Records about charts and figures ▸
+===+
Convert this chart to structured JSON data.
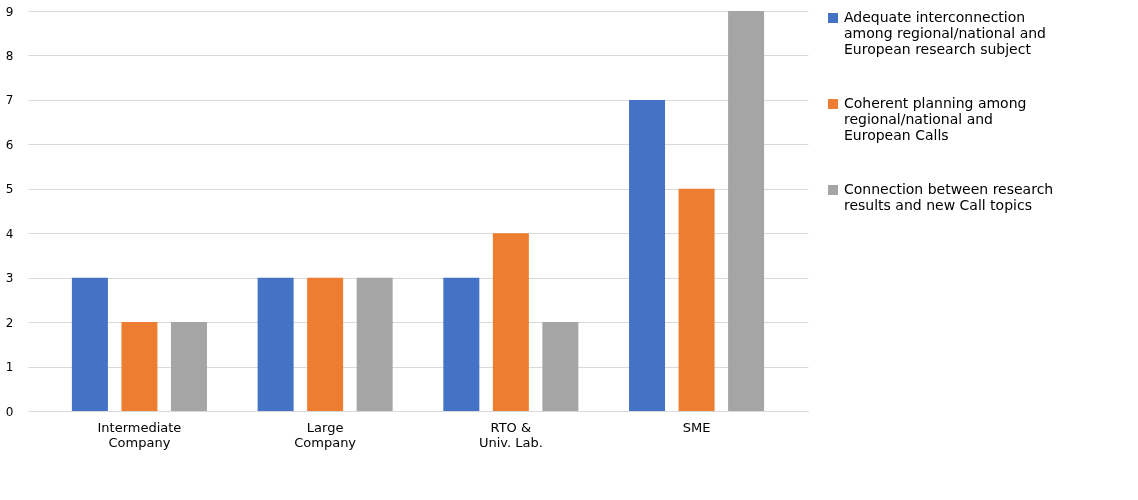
{
  "chart_data": {
    "type": "bar",
    "categories": [
      "Intermediate Company",
      "Large Company",
      "RTO & Univ. Lab.",
      "SME"
    ],
    "series": [
      {
        "name": "Adequate interconnection among regional/national and European research subject",
        "color": "#4472c4",
        "values": [
          3,
          3,
          3,
          7
        ]
      },
      {
        "name": "Coherent planning among regional/national and European Calls",
        "color": "#ed7d31",
        "values": [
          2,
          3,
          4,
          5
        ]
      },
      {
        "name": "Connection between research results and new Call topics",
        "color": "#a5a5a5",
        "values": [
          2,
          3,
          2,
          9
        ]
      }
    ],
    "ylim": [
      0,
      9
    ],
    "yticks": [
      0,
      1,
      2,
      3,
      4,
      5,
      6,
      7,
      8,
      9
    ],
    "grid": "y",
    "legend": "right"
  }
}
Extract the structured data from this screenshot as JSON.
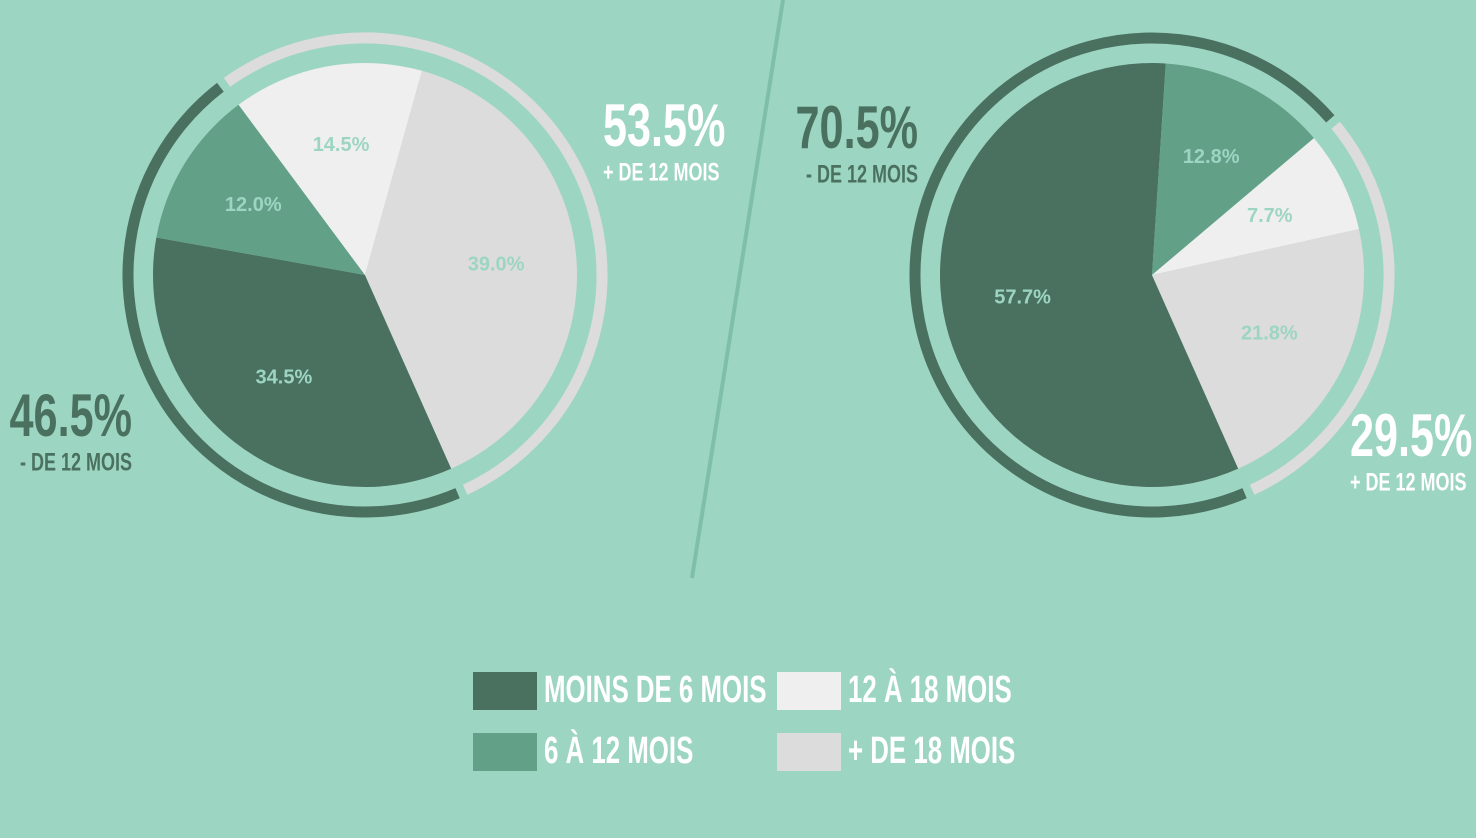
{
  "chart_data": [
    {
      "type": "pie",
      "values": [
        34.5,
        12.0,
        14.5,
        39.0
      ],
      "value_labels": [
        "34.5%",
        "12.0%",
        "14.5%",
        "39.0%"
      ],
      "groups": [
        {
          "value": 46.5,
          "value_label": "46.5%",
          "name": "- DE 12 MOIS",
          "color": "#4a7060"
        },
        {
          "value": 53.5,
          "value_label": "53.5%",
          "name": "+ DE 12 MOIS",
          "color": "#dcdcdc"
        }
      ]
    },
    {
      "type": "pie",
      "values": [
        57.7,
        12.8,
        7.7,
        21.8
      ],
      "value_labels": [
        "57.7%",
        "12.8%",
        "7.7%",
        "21.8%"
      ],
      "groups": [
        {
          "value": 70.5,
          "value_label": "70.5%",
          "name": "- DE 12 MOIS",
          "color": "#4a7060"
        },
        {
          "value": 29.5,
          "value_label": "29.5%",
          "name": "+ DE 12 MOIS",
          "color": "#dcdcdc"
        }
      ]
    }
  ],
  "legend": {
    "categories": [
      "MOINS DE 6 MOIS",
      "6 À 12 MOIS",
      "12 À 18 MOIS",
      "+ DE 18 MOIS"
    ],
    "colors": [
      "#4a7060",
      "#62a088",
      "#efefef",
      "#dcdcdc"
    ]
  }
}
+===+
Copy the whole of the material above exactly, but not its images.

Convert this chart to structured JSON data.
{
  "chart_data": {
    "type": "bar",
    "categories": [
      "Intermediate Company",
      "Large Company",
      "RTO & Univ. Lab.",
      "SME"
    ],
    "series": [
      {
        "name": "Adequate interconnection among regional/national and European research subject",
        "color": "#4472c4",
        "values": [
          3,
          3,
          3,
          7
        ]
      },
      {
        "name": "Coherent planning among regional/national and European Calls",
        "color": "#ed7d31",
        "values": [
          2,
          3,
          4,
          5
        ]
      },
      {
        "name": "Connection between research results and new Call topics",
        "color": "#a5a5a5",
        "values": [
          2,
          3,
          2,
          9
        ]
      }
    ],
    "ylim": [
      0,
      9
    ],
    "yticks": [
      0,
      1,
      2,
      3,
      4,
      5,
      6,
      7,
      8,
      9
    ],
    "grid": "y",
    "legend": "right"
  }
}
Extract the structured data from this screenshot as JSON.
{
  "chart_data": [
    {
      "type": "pie",
      "values": [
        34.5,
        12.0,
        14.5,
        39.0
      ],
      "value_labels": [
        "34.5%",
        "12.0%",
        "14.5%",
        "39.0%"
      ],
      "groups": [
        {
          "value": 46.5,
          "value_label": "46.5%",
          "name": "- DE 12 MOIS",
          "color": "#4a7060"
        },
        {
          "value": 53.5,
          "value_label": "53.5%",
          "name": "+ DE 12 MOIS",
          "color": "#dcdcdc"
        }
      ]
    },
    {
      "type": "pie",
      "values": [
        57.7,
        12.8,
        7.7,
        21.8
      ],
      "value_labels": [
        "57.7%",
        "12.8%",
        "7.7%",
        "21.8%"
      ],
      "groups": [
        {
          "value": 70.5,
          "value_label": "70.5%",
          "name": "- DE 12 MOIS",
          "color": "#4a7060"
        },
        {
          "value": 29.5,
          "value_label": "29.5%",
          "name": "+ DE 12 MOIS",
          "color": "#dcdcdc"
        }
      ]
    }
  ],
  "legend": {
    "categories": [
      "MOINS DE 6 MOIS",
      "6 À 12 MOIS",
      "12 À 18 MOIS",
      "+ DE 18 MOIS"
    ],
    "colors": [
      "#4a7060",
      "#62a088",
      "#efefef",
      "#dcdcdc"
    ]
  }
}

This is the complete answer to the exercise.